### Written request
Reproduce each line bearing the word "radians".

### Provided data
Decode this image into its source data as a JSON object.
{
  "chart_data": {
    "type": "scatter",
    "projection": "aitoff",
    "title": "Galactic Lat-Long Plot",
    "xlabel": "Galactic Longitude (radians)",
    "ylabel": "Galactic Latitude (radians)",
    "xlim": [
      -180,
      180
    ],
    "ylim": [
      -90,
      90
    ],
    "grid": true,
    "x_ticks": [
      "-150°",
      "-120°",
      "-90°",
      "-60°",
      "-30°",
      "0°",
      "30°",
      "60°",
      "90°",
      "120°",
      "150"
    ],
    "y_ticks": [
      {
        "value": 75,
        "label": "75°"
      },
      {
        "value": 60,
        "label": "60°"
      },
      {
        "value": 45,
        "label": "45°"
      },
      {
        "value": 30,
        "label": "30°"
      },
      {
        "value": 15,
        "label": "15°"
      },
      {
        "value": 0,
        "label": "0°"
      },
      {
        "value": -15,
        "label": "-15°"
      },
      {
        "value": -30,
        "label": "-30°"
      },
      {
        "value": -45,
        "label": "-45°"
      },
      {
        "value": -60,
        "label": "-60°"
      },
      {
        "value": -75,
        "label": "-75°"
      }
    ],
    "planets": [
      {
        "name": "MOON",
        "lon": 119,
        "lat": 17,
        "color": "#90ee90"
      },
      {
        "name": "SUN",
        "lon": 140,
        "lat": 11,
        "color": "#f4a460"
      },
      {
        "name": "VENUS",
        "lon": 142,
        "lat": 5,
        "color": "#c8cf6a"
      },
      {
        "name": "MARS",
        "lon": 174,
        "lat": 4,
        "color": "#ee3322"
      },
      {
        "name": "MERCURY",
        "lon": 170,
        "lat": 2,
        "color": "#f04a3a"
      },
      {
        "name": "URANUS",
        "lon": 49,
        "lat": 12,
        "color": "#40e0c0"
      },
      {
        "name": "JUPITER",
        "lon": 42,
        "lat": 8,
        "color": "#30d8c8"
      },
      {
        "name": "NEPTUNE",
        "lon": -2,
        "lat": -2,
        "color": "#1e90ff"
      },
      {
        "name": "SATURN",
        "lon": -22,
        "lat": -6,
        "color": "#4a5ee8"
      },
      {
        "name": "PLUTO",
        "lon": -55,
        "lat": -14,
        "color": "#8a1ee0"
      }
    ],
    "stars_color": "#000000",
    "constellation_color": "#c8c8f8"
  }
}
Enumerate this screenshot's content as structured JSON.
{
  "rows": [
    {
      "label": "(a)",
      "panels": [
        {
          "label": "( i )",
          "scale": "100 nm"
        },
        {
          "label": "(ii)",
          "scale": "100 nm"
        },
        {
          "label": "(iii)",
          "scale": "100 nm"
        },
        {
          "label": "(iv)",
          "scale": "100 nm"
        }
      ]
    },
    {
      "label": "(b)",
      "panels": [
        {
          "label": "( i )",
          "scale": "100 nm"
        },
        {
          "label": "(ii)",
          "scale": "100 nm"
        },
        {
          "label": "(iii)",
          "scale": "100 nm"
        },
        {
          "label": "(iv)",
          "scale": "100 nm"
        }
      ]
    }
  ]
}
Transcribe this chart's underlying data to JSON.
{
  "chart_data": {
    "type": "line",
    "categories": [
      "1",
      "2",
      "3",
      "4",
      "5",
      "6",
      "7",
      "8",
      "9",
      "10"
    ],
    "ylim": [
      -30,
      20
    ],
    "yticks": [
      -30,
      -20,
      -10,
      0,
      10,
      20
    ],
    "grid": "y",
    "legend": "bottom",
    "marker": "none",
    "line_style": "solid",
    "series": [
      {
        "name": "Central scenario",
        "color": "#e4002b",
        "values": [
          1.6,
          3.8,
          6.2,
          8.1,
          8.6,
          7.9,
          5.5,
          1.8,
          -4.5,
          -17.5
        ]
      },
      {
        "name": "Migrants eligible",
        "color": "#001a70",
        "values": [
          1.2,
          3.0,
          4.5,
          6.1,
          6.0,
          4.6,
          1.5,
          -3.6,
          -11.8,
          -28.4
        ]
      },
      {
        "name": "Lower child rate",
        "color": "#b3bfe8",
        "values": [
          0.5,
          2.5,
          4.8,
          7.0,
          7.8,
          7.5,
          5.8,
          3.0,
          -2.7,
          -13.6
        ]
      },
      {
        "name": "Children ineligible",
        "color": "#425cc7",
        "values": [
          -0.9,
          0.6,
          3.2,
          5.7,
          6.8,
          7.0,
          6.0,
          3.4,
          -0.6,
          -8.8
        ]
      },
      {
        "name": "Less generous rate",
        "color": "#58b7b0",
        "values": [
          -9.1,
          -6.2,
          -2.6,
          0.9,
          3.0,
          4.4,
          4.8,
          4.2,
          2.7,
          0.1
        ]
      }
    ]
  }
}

### Result of the exercise
    "xlabel": "Galactic Longitude (radians)",
    "ylabel": "Galactic Latitude (radians)",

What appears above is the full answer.